* [Figure content listings]
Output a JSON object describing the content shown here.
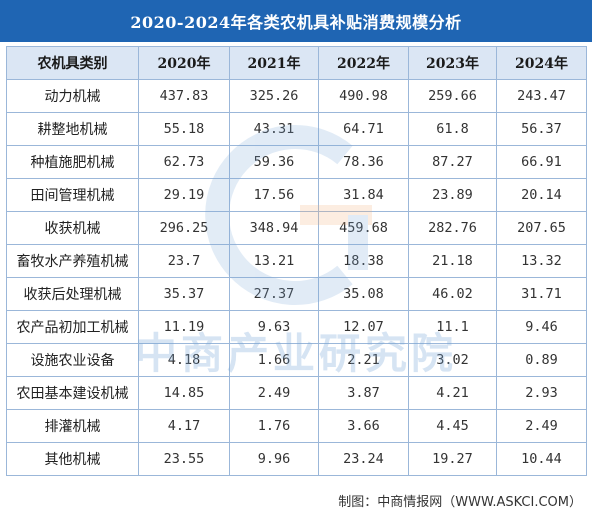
{
  "title": "2020-2024年各类农机具补贴消费规模分析",
  "table": {
    "headers": [
      "农机具类别",
      "2020年",
      "2021年",
      "2022年",
      "2023年",
      "2024年"
    ],
    "rows": [
      {
        "category": "动力机械",
        "values": [
          "437.83",
          "325.26",
          "490.98",
          "259.66",
          "243.47"
        ]
      },
      {
        "category": "耕整地机械",
        "values": [
          "55.18",
          "43.31",
          "64.71",
          "61.8",
          "56.37"
        ]
      },
      {
        "category": "种植施肥机械",
        "values": [
          "62.73",
          "59.36",
          "78.36",
          "87.27",
          "66.91"
        ]
      },
      {
        "category": "田间管理机械",
        "values": [
          "29.19",
          "17.56",
          "31.84",
          "23.89",
          "20.14"
        ]
      },
      {
        "category": "收获机械",
        "values": [
          "296.25",
          "348.94",
          "459.68",
          "282.76",
          "207.65"
        ]
      },
      {
        "category": "畜牧水产养殖机械",
        "values": [
          "23.7",
          "13.21",
          "18.38",
          "21.18",
          "13.32"
        ]
      },
      {
        "category": "收获后处理机械",
        "values": [
          "35.37",
          "27.37",
          "35.08",
          "46.02",
          "31.71"
        ]
      },
      {
        "category": "农产品初加工机械",
        "values": [
          "11.19",
          "9.63",
          "12.07",
          "11.1",
          "9.46"
        ]
      },
      {
        "category": "设施农业设备",
        "values": [
          "4.18",
          "1.66",
          "2.21",
          "3.02",
          "0.89"
        ]
      },
      {
        "category": "农田基本建设机械",
        "values": [
          "14.85",
          "2.49",
          "3.87",
          "4.21",
          "2.93"
        ]
      },
      {
        "category": "排灌机械",
        "values": [
          "4.17",
          "1.76",
          "3.66",
          "4.45",
          "2.49"
        ]
      },
      {
        "category": "其他机械",
        "values": [
          "23.55",
          "9.96",
          "23.24",
          "19.27",
          "10.44"
        ]
      }
    ]
  },
  "watermark": {
    "text": "中商产业研究院"
  },
  "footer": "制图：中商情报网（WWW.ASKCI.COM）",
  "colors": {
    "title_bg": "#1f65b3",
    "header_bg": "#dbe6f4",
    "border": "#9bb7d9"
  }
}
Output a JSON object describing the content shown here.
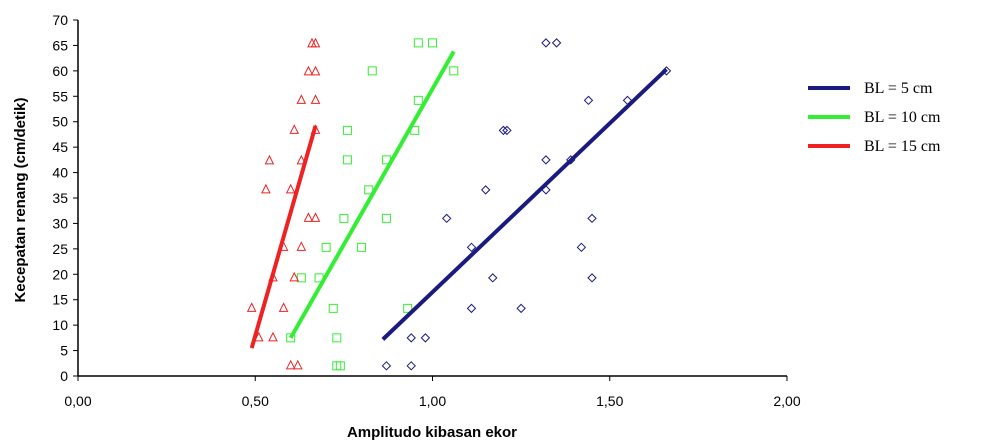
{
  "chart_data": {
    "type": "scatter",
    "title": "",
    "xlabel": "Amplitudo kibasan ekor",
    "ylabel": "Kecepatan renang (cm/detik)",
    "xlim": [
      0,
      2
    ],
    "ylim": [
      0,
      70
    ],
    "x_ticks": [
      "0,00",
      "0,50",
      "1,00",
      "1,50",
      "2,00"
    ],
    "y_ticks": [
      "0",
      "5",
      "10",
      "15",
      "20",
      "25",
      "30",
      "35",
      "40",
      "45",
      "50",
      "55",
      "60",
      "65",
      "70"
    ],
    "legend_position": "right",
    "series": [
      {
        "name": "BL = 5 cm",
        "color": "#1a1a80",
        "marker": "diamond",
        "points": [
          [
            0.87,
            2
          ],
          [
            0.94,
            2
          ],
          [
            0.94,
            7.5
          ],
          [
            0.98,
            7.5
          ],
          [
            1.11,
            13.3
          ],
          [
            1.25,
            13.3
          ],
          [
            1.17,
            19.3
          ],
          [
            1.45,
            19.3
          ],
          [
            1.11,
            25.3
          ],
          [
            1.42,
            25.3
          ],
          [
            1.04,
            31
          ],
          [
            1.45,
            31
          ],
          [
            1.15,
            36.6
          ],
          [
            1.32,
            36.6
          ],
          [
            1.32,
            42.5
          ],
          [
            1.39,
            42.5
          ],
          [
            1.2,
            48.3
          ],
          [
            1.21,
            48.3
          ],
          [
            1.44,
            54.2
          ],
          [
            1.55,
            54.2
          ],
          [
            1.66,
            60
          ],
          [
            1.32,
            65.5
          ],
          [
            1.35,
            65.5
          ]
        ],
        "trend": [
          [
            0.86,
            7.2
          ],
          [
            1.66,
            60.3
          ]
        ]
      },
      {
        "name": "BL = 10 cm",
        "color": "#33ee33",
        "marker": "square",
        "points": [
          [
            0.73,
            2
          ],
          [
            0.74,
            2
          ],
          [
            0.6,
            7.5
          ],
          [
            0.73,
            7.5
          ],
          [
            0.72,
            13.3
          ],
          [
            0.93,
            13.3
          ],
          [
            0.63,
            19.3
          ],
          [
            0.68,
            19.3
          ],
          [
            0.7,
            25.3
          ],
          [
            0.8,
            25.3
          ],
          [
            0.75,
            31
          ],
          [
            0.87,
            31
          ],
          [
            0.82,
            36.6
          ],
          [
            0.76,
            42.5
          ],
          [
            0.87,
            42.5
          ],
          [
            0.76,
            48.3
          ],
          [
            0.95,
            48.3
          ],
          [
            0.96,
            54.2
          ],
          [
            0.83,
            60
          ],
          [
            1.06,
            60
          ],
          [
            0.96,
            65.5
          ],
          [
            1.0,
            65.5
          ]
        ],
        "trend": [
          [
            0.6,
            7.5
          ],
          [
            1.06,
            63.8
          ]
        ]
      },
      {
        "name": "BL = 15 cm",
        "color": "#ee2222",
        "marker": "triangle",
        "points": [
          [
            0.6,
            2
          ],
          [
            0.62,
            2
          ],
          [
            0.51,
            7.5
          ],
          [
            0.55,
            7.5
          ],
          [
            0.49,
            13.3
          ],
          [
            0.58,
            13.3
          ],
          [
            0.55,
            19.3
          ],
          [
            0.61,
            19.3
          ],
          [
            0.58,
            25.3
          ],
          [
            0.63,
            25.3
          ],
          [
            0.65,
            31
          ],
          [
            0.67,
            31
          ],
          [
            0.53,
            36.6
          ],
          [
            0.6,
            36.6
          ],
          [
            0.54,
            42.3
          ],
          [
            0.63,
            42.3
          ],
          [
            0.61,
            48.3
          ],
          [
            0.67,
            48.3
          ],
          [
            0.63,
            54.2
          ],
          [
            0.67,
            54.2
          ],
          [
            0.65,
            59.8
          ],
          [
            0.67,
            59.8
          ],
          [
            0.66,
            65.3
          ],
          [
            0.67,
            65.3
          ]
        ],
        "trend": [
          [
            0.49,
            5.5
          ],
          [
            0.67,
            49.2
          ]
        ]
      }
    ]
  }
}
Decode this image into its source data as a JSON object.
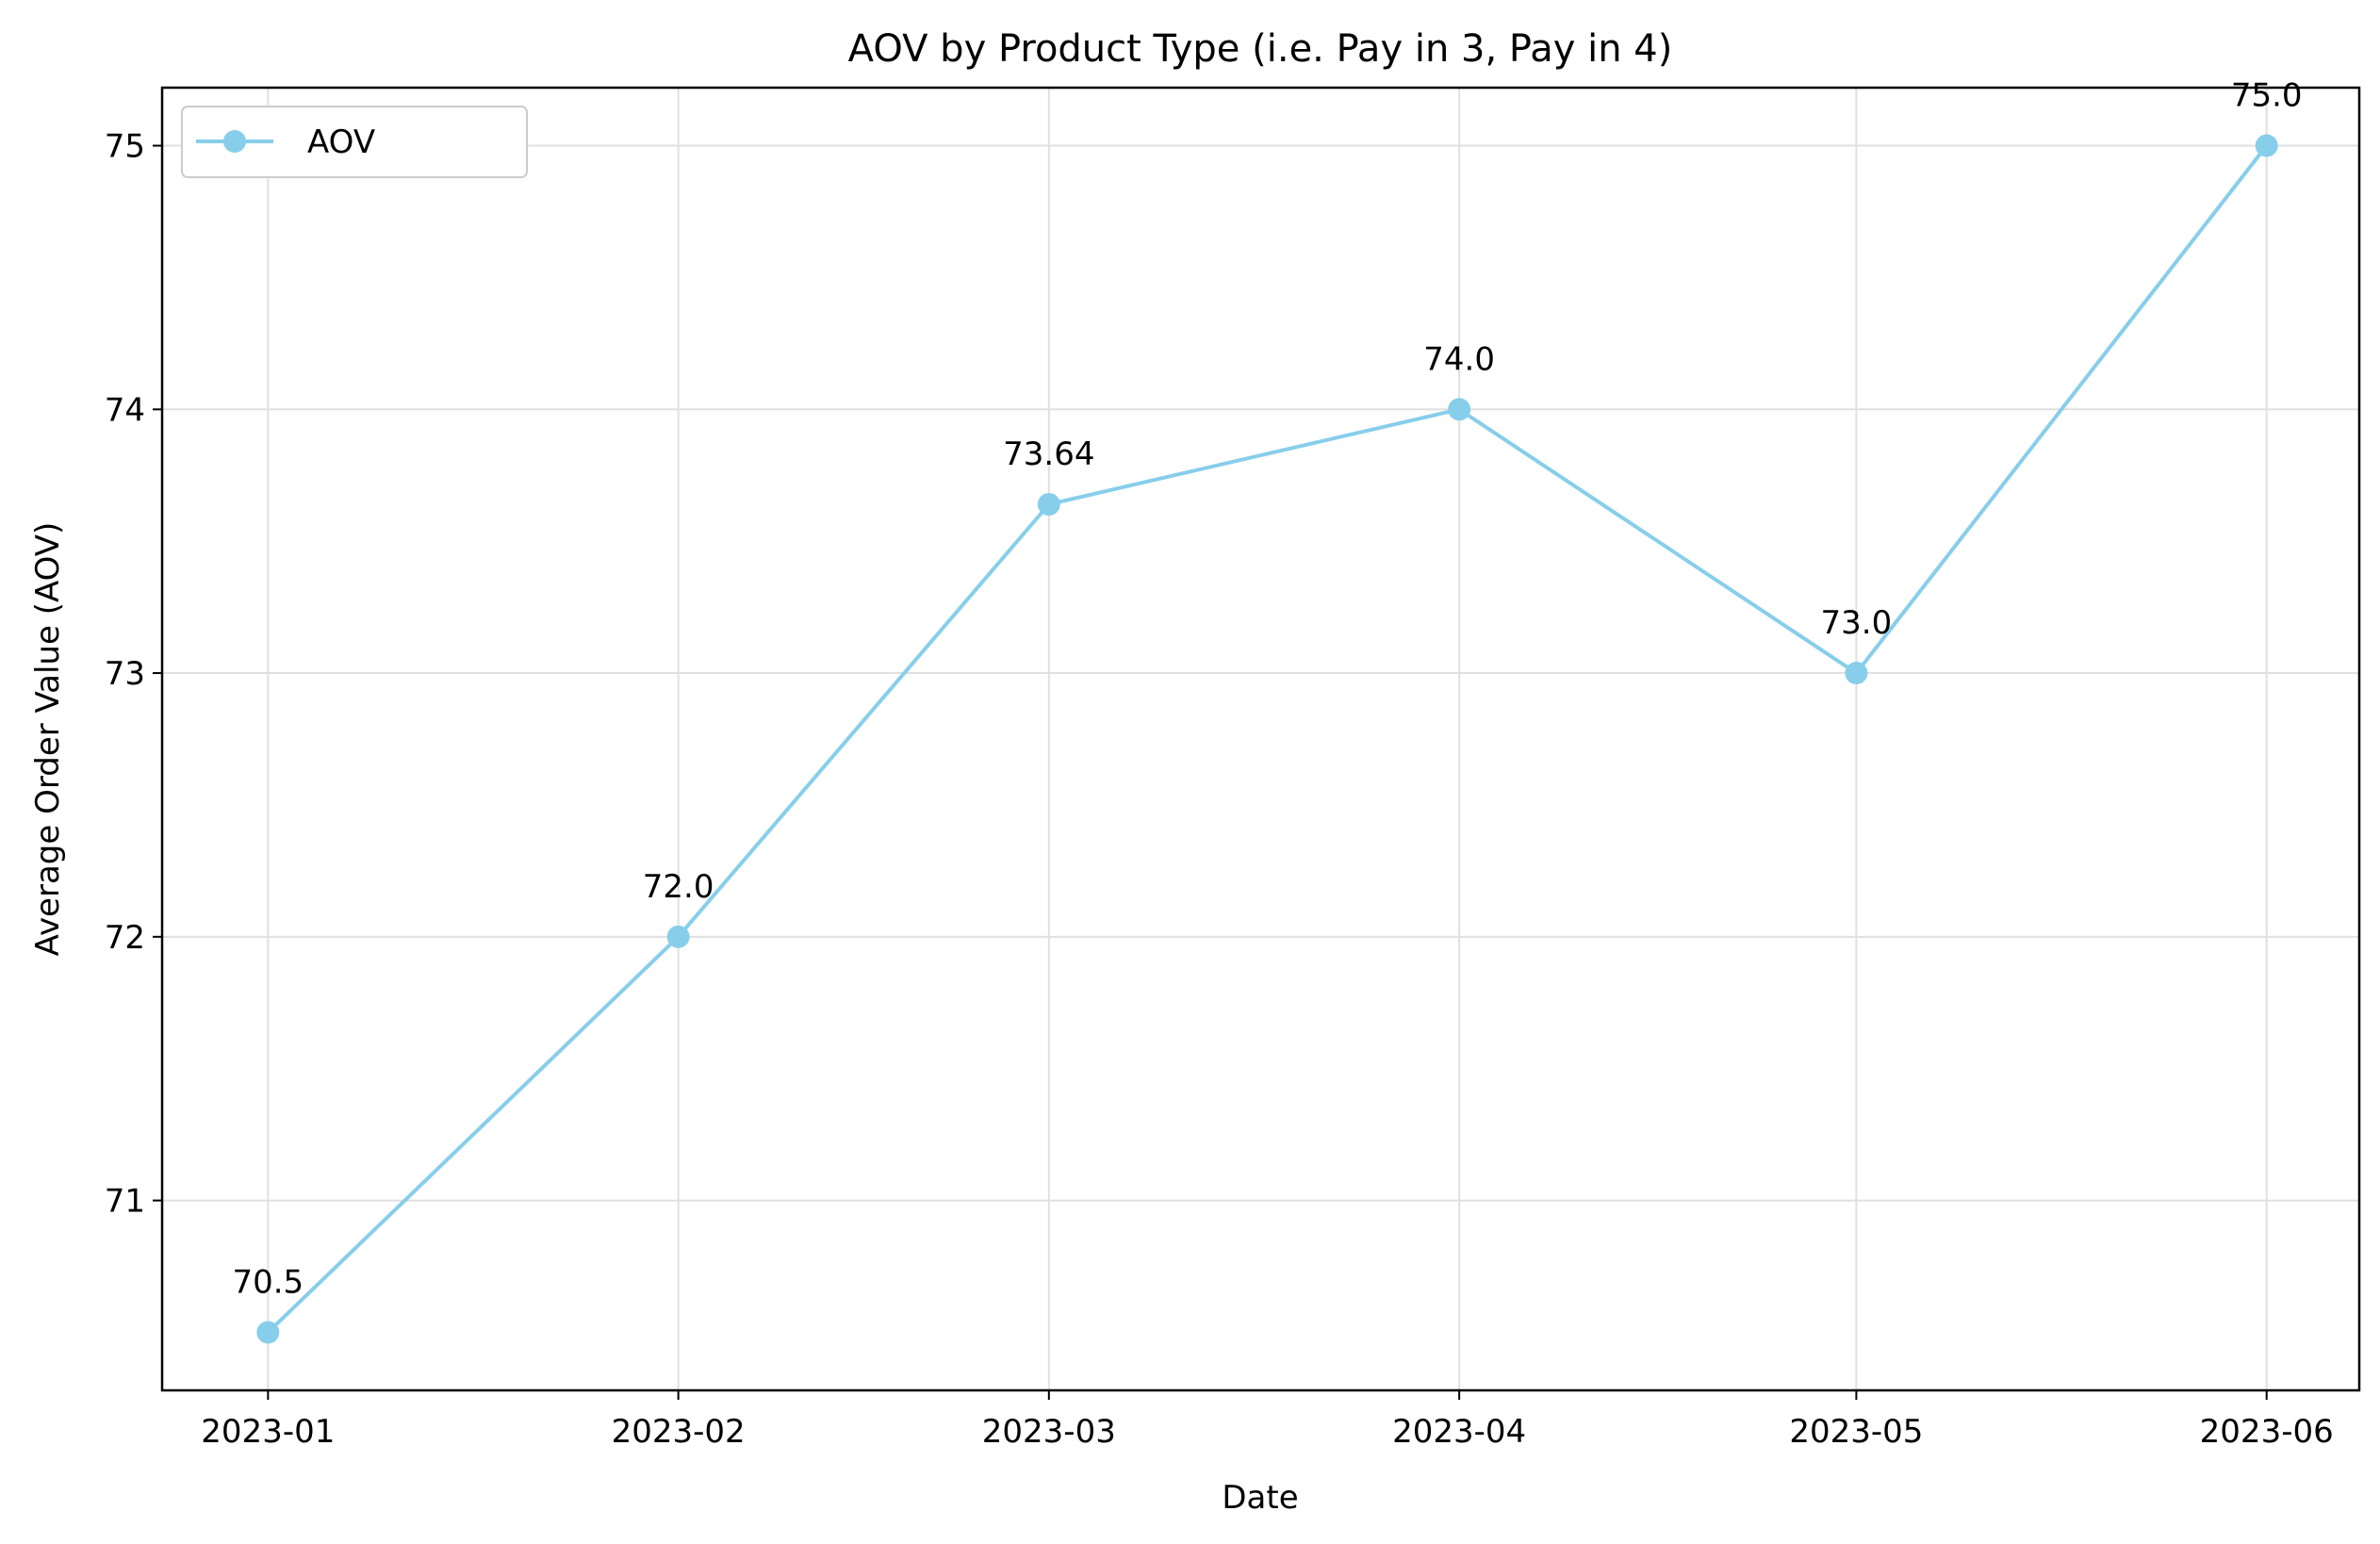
{
  "chart_data": {
    "type": "line",
    "title": "AOV by Product Type (i.e. Pay in 3, Pay in 4)",
    "xlabel": "Date",
    "ylabel": "Average Order Value (AOV)",
    "x": [
      "2023-01-01",
      "2023-02-01",
      "2023-03-01",
      "2023-04-01",
      "2023-05-01",
      "2023-06-01"
    ],
    "x_tick_labels": [
      "2023-01",
      "2023-02",
      "2023-03",
      "2023-04",
      "2023-05",
      "2023-06"
    ],
    "y_ticks": [
      71,
      72,
      73,
      74,
      75
    ],
    "ylim": [
      70.28,
      75.22
    ],
    "xlim": [
      "2022-12-24",
      "2023-06-08"
    ],
    "grid": true,
    "legend": {
      "placement": "top-left"
    },
    "series": [
      {
        "name": "AOV",
        "color": "#87ceeb",
        "marker": "circle",
        "values": [
          70.5,
          72.0,
          73.64,
          74.0,
          73.0,
          75.0
        ],
        "labels": [
          "70.5",
          "72.0",
          "73.64",
          "74.0",
          "73.0",
          "75.0"
        ]
      }
    ]
  }
}
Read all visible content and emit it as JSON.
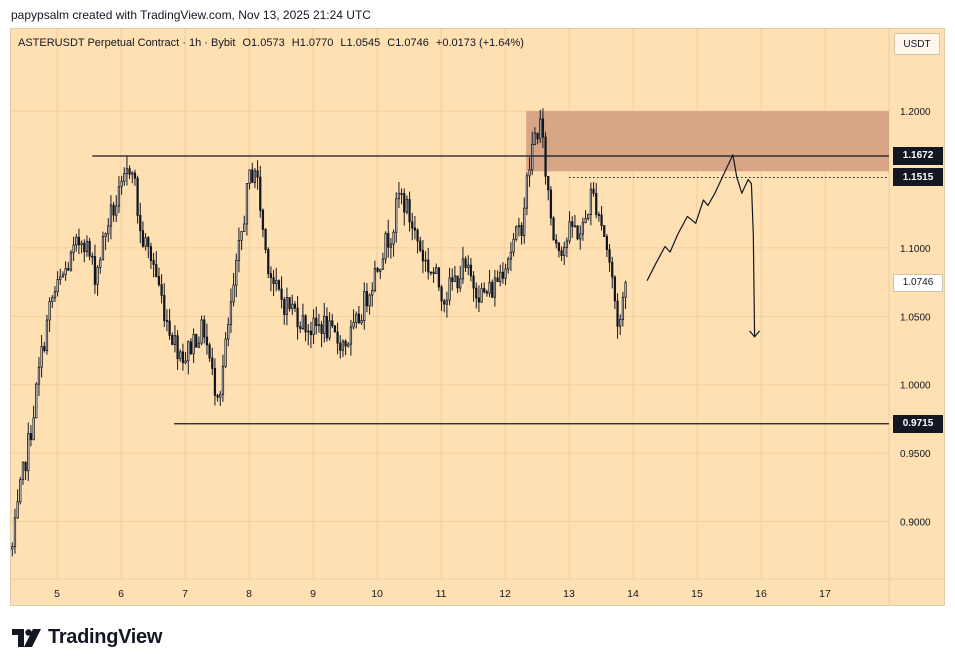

* [What you have to do]
Locate all lines holding the word "ylabel", then copy them out.

* [Solution to the exercise]
    "ylabel": "Kecepatan renang (cm/detik)",
    "ylabel": "Average Order Value (AOV)",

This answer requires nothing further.